Aim 1
In the listing further down, repeat word for word the lines that begin at the line containing "Patent image size: (1468, 561)." and stop after the line containing "The second distal body 104b is".

Prevent excessive invocations by specifying the maximum number of function instances - Function Compute

To prevent excessive costs from runaway function invocations, each Alibaba Cloud account is limited to a maximum of 100 concurrent instances per region. Function Compute also provides function-level instance limits. These limits prevent a single function from consuming too many instances, which protects your backend resources and helps you avoid unexpected costs.

Scenarios

Protect the normal concurrency of a function.
For example, assume that function-a and function-b share the account-level instance limit. Function-a is a critical business function that requires protection. Function-b might be invoked excessively, which can affect the normal processing of requests for function-a. In this scenario, you can set an instance limit for function-b. This limit prevents function-b from consuming too many instances and ensures that function-a has a sufficient number of instances. You can also set a reserved concurrency for function-a to guarantee that a specific number of instances are allocated to it.
Protect downstream services.
For example, a function needs to frequently access an RDS database that has limited processing capacity. To prevent the RDS database from being overwhelmed, you can set an instance limit for the function.
Block abnormal function invocations.
For example, if you detect abnormal invocations for a function, you can set its maximum number of instances to 0 to block all subsequent invocations.
Prevent excessive function invocations.
For example, user actions in a browser or client can be unpredictable. You can set a function-level instance limit to prevent uncontrolled invocations and avoid unexpected costs.

Limits

By default, a single Alibaba Cloud account is limited to 100 concurrent instances per region. The actual value is displayed in Quota Center. To increase this limit, you can submit a request in Quota Center.
The maximum number of instances that you can set for a single function cannot exceed 90% of the region-level limit. The sum of the instance limits for all functions in a region also cannot exceed 90% of the region-level limit.

Provided entries
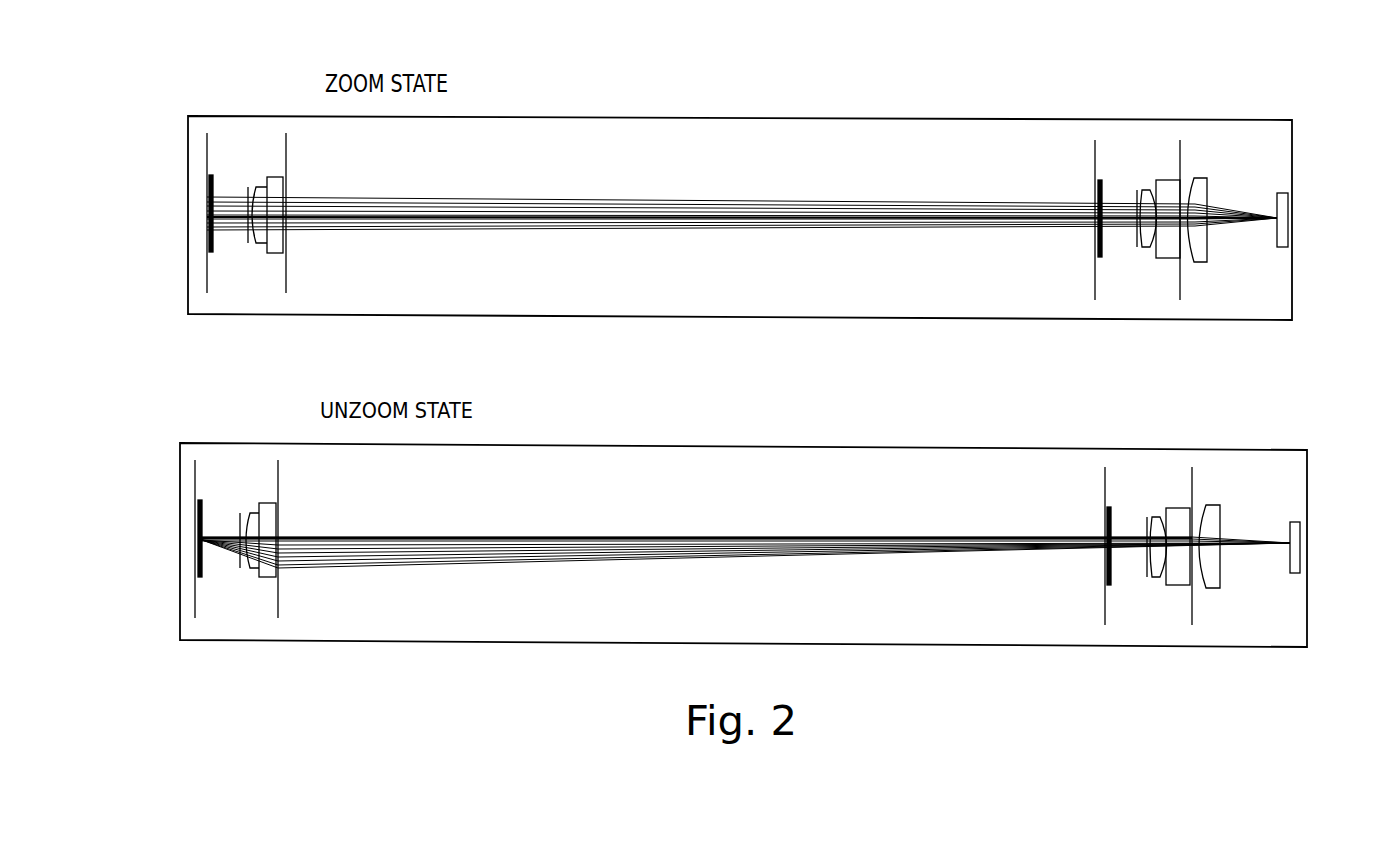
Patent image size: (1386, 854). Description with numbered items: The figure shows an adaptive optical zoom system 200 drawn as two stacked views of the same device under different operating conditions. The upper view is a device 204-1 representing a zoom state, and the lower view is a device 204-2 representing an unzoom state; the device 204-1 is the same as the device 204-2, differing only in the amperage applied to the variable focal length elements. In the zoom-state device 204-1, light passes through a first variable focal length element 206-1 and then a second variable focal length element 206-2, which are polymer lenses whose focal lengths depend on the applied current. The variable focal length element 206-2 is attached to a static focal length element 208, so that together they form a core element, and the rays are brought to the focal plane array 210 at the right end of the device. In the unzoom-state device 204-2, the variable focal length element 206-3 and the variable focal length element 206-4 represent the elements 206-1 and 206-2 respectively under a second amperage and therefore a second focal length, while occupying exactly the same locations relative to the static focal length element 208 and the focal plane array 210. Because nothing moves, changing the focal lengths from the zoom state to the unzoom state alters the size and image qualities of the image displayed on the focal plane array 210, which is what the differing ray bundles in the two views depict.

The adaptive optical zoom system 200 is at (1217, 64).
The device 204-1 is at (188, 294).
The device 204-2 is at (180, 457).
The variable focal length element 206-1 is at (275, 177).
The variable focal length element 206-2 is at (1164, 180).
The variable focal length element 206-3 is at (268, 503).
The variable focal length element 206-4 is at (1173, 508).
The static focal length element 208 is at (1208, 254).
The focal plane array 210 is at (1288, 228).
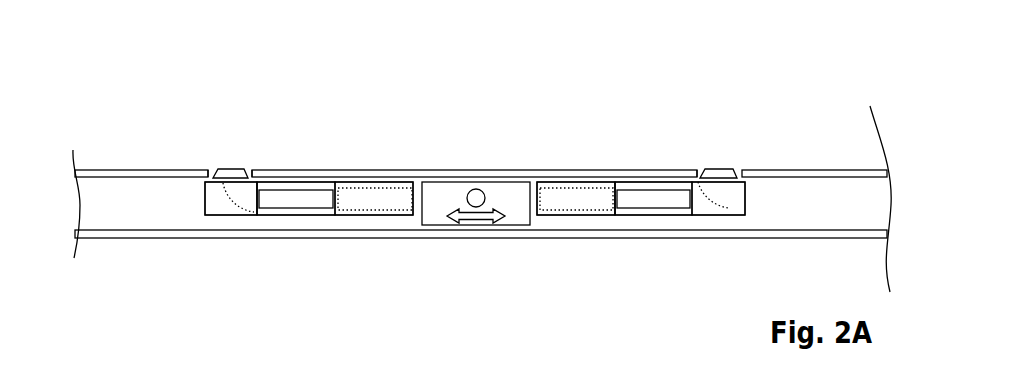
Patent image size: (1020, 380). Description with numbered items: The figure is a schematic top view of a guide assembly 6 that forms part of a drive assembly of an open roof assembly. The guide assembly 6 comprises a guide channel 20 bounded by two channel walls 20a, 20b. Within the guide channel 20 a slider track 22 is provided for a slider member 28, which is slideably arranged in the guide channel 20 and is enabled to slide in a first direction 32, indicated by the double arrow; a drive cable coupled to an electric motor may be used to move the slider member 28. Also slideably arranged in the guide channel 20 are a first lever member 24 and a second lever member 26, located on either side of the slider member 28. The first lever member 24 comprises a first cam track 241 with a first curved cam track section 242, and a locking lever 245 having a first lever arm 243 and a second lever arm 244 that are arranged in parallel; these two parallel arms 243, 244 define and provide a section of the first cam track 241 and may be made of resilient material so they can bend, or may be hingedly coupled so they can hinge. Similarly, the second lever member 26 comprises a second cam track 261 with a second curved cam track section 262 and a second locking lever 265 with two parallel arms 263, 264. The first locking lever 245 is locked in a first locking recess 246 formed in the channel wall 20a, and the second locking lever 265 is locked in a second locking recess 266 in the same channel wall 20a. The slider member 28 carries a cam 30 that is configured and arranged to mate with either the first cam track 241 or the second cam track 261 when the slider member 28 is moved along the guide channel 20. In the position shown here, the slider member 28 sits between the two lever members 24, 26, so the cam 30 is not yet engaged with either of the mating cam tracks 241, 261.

The guide assembly 6 is at (363, 96).
The guide channel 20 is at (482, 225).
The channel wall 20a is at (120, 176).
The channel wall 20b is at (140, 235).
The slider track 22 is at (160, 190).
The first lever member 24 is at (300, 217).
The first cam track 241 is at (357, 200).
The first curved cam track section 242 is at (234, 190).
The first lever arm 243 is at (278, 212).
The second lever arm 244 is at (273, 185).
The locking lever 245 is at (222, 166).
The first locking recess 246 is at (246, 167).
The second lever member 26 is at (651, 215).
The second cam track 261 is at (593, 185).
The second curved cam track section 262 is at (710, 200).
The parallel arm 263 is at (628, 213).
The parallel arm 264 is at (625, 185).
The second locking lever 265 is at (722, 166).
The second locking recess 266 is at (738, 167).
The slider member 28 is at (433, 218).
The cam 30 is at (476, 198).
The first direction 32 is at (483, 217).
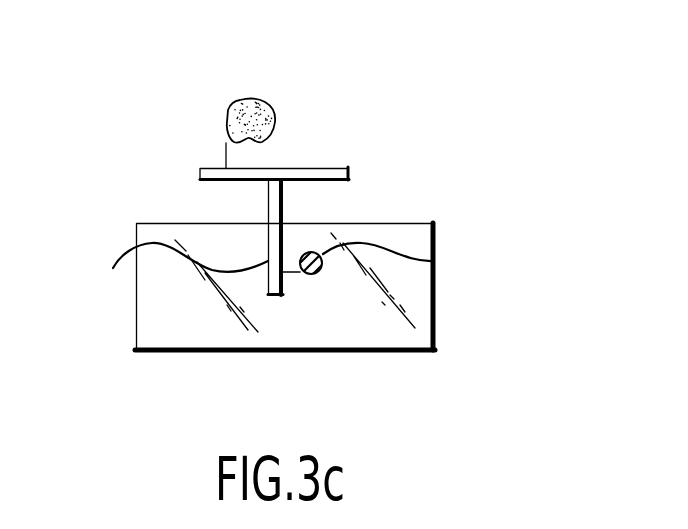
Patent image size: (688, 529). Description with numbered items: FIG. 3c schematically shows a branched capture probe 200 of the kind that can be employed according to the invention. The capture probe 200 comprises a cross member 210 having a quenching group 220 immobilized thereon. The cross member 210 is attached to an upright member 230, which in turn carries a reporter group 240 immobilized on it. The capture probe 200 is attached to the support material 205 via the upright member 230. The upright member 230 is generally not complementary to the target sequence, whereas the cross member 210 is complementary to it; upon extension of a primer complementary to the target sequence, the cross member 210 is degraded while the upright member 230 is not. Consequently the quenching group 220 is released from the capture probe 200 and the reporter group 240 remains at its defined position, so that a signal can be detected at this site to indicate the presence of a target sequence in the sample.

The capture probe 200 is at (389, 138).
The support material 205 is at (167, 337).
The cross member 210 is at (298, 168).
The quenching group 220 is at (227, 132).
The upright member 230 is at (244, 279).
The reporter group 240 is at (433, 261).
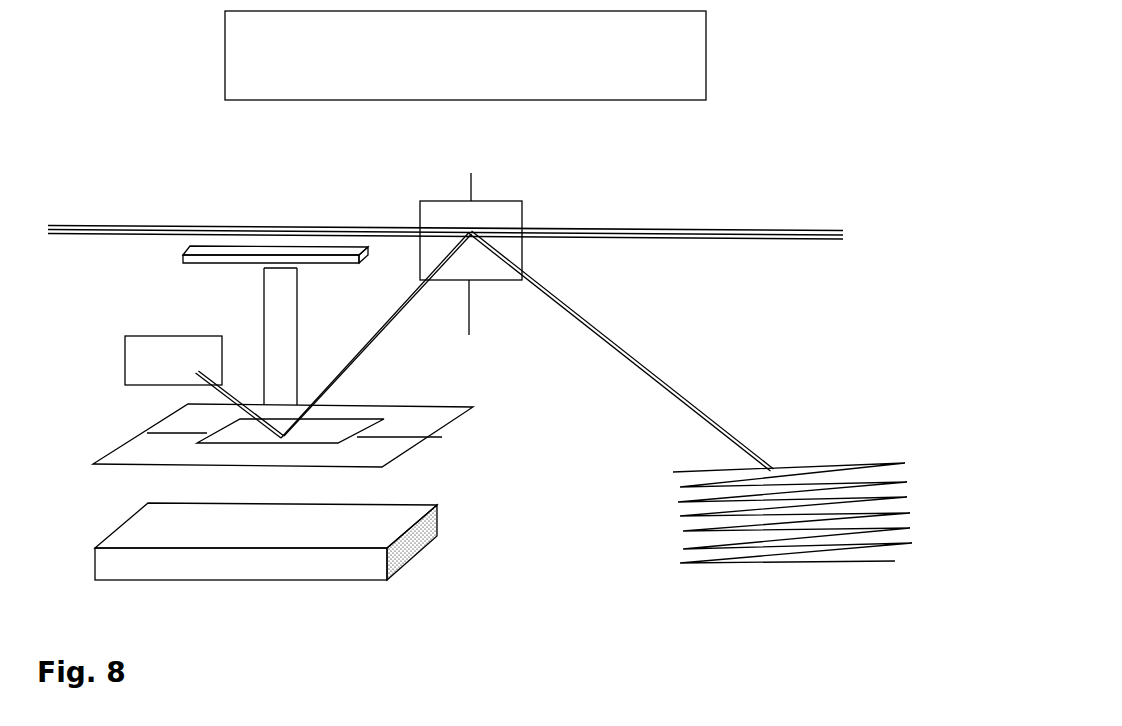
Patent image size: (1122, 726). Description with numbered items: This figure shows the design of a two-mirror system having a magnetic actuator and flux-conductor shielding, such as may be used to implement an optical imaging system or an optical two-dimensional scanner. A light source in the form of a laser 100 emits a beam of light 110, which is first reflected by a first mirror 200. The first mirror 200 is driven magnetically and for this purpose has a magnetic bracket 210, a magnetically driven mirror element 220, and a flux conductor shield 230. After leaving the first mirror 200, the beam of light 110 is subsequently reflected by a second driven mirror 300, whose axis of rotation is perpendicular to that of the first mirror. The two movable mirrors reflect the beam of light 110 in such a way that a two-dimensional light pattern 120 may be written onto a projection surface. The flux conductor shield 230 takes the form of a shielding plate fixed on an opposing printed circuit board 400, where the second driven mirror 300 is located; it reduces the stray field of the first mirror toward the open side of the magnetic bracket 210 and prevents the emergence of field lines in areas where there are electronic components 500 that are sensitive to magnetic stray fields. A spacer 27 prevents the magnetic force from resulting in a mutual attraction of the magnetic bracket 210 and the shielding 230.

The electronic components 500 is at (465, 55).
The printed circuit board 400 is at (717, 207).
The second driven mirror 300 is at (446, 222).
The flux conductor shield 230 is at (342, 258).
The spacer 27 is at (275, 327).
The laser 100 is at (173, 360).
The two-dimensional light pattern 120 is at (612, 367).
The beam of light 110 is at (605, 330).
The magnetically driven mirror element 220 is at (265, 435).
The first mirror 200 is at (327, 427).
The magnetic bracket 210 is at (266, 541).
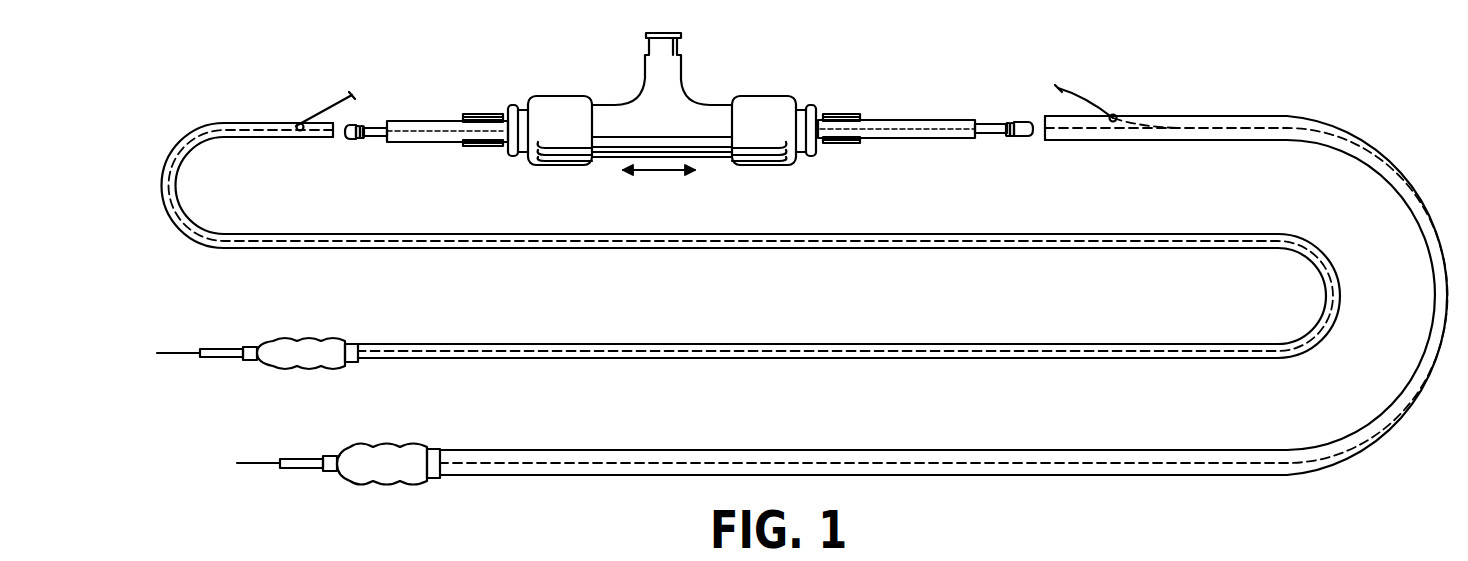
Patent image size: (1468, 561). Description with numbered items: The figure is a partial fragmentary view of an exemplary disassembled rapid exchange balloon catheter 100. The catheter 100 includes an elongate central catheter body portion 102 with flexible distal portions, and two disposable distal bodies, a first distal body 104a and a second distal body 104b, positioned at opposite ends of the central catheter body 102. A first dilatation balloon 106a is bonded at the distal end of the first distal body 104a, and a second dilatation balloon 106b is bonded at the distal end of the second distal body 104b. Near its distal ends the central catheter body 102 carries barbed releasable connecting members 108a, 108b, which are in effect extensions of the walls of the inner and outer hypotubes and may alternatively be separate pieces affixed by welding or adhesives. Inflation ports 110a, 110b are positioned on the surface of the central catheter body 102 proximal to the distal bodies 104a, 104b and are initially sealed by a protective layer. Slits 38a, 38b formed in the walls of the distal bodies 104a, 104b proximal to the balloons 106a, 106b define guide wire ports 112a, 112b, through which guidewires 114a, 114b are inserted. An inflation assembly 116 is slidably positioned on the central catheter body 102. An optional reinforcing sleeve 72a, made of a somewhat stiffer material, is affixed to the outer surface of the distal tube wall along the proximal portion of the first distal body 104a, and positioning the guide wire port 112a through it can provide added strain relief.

The rapid exchange balloon catheter 100 is at (783, 259).
The slit 38a is at (470, 249).
The slit 38b is at (1348, 128).
The reinforcing sleeve 72a is at (309, 138).
The central catheter body portion 102 is at (689, 109).
The first distal body 104a is at (334, 137).
The second distal body 104b is at (1063, 141).
The first dilatation balloon 106a is at (300, 338).
The second dilatation balloon 106b is at (375, 445).
The barbed releasable connecting member 108a is at (375, 123).
The barbed releasable connecting member 108b is at (980, 119).
The inflation port 110a is at (487, 121).
The inflation port 110b is at (842, 117).
The guide wire port 112a is at (298, 131).
The guide wire port 112b is at (1115, 122).
The guidewire 114a is at (337, 105).
The guidewire 114b is at (1090, 98).
The inflation assembly 116 is at (630, 91).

Aim 2
From the Function Compute text, quote the passage that begins at the words "For example, if" and stops after the words "and avoid unexpected costs.".

Written answer 1
Patent image size: (1468, 561). Description with numbered items: The figure is a partial fragmentary view of an exemplary disassembled rapid exchange balloon catheter 100. The catheter 100 includes an elongate central catheter body portion 102 with flexible distal portions, and two disposable distal bodies, a first distal body 104a and a second distal body 104b, positioned at opposite ends of the central catheter body 102. A first dilatation balloon 106a is bonded at the distal end of the first distal body 104a, and a second dilatation balloon 106b is bonded at the distal end of the second distal body 104b. Near its distal ends the central catheter body 102 carries barbed releasable connecting members 108a, 108b, which are in effect extensions of the walls of the inner and outer hypotubes and may alternatively be separate pieces affixed by welding or adhesives. Inflation ports 110a, 110b are positioned on the surface of the central catheter body 102 proximal to the distal bodies 104a, 104b and are initially sealed by a protective layer. Slits 38a, 38b formed in the walls of the distal bodies 104a, 104b proximal to the balloons 106a, 106b define guide wire ports 112a, 112b, through which guidewires 114a, 114b are inserted. An inflation assembly 116 is slidably positioned on the central catheter body 102. An optional reinforcing sleeve 72a, made of a somewhat stiffer material, is affixed to the outer surface of the distal tube wall along the proximal portion of the first distal body 104a, and positioning the guide wire port 112a through it can provide added strain relief.

The rapid exchange balloon catheter 100 is at (783, 259).
The slit 38a is at (470, 249).
The slit 38b is at (1348, 128).
The reinforcing sleeve 72a is at (309, 138).
The central catheter body portion 102 is at (689, 109).
The first distal body 104a is at (334, 137).
The second distal body 104b is at (1063, 141).

Written answer 2
For example, if you detect abnormal invocations for a function, you can set its maximum number of instances to 0 to block all subsequent invocations.
Prevent excessive function invocations.
For example, user actions in a browser or client can be unpredictable. You can set a function-level instance limit to prevent uncontrolled invocations and avoid unexpected costs.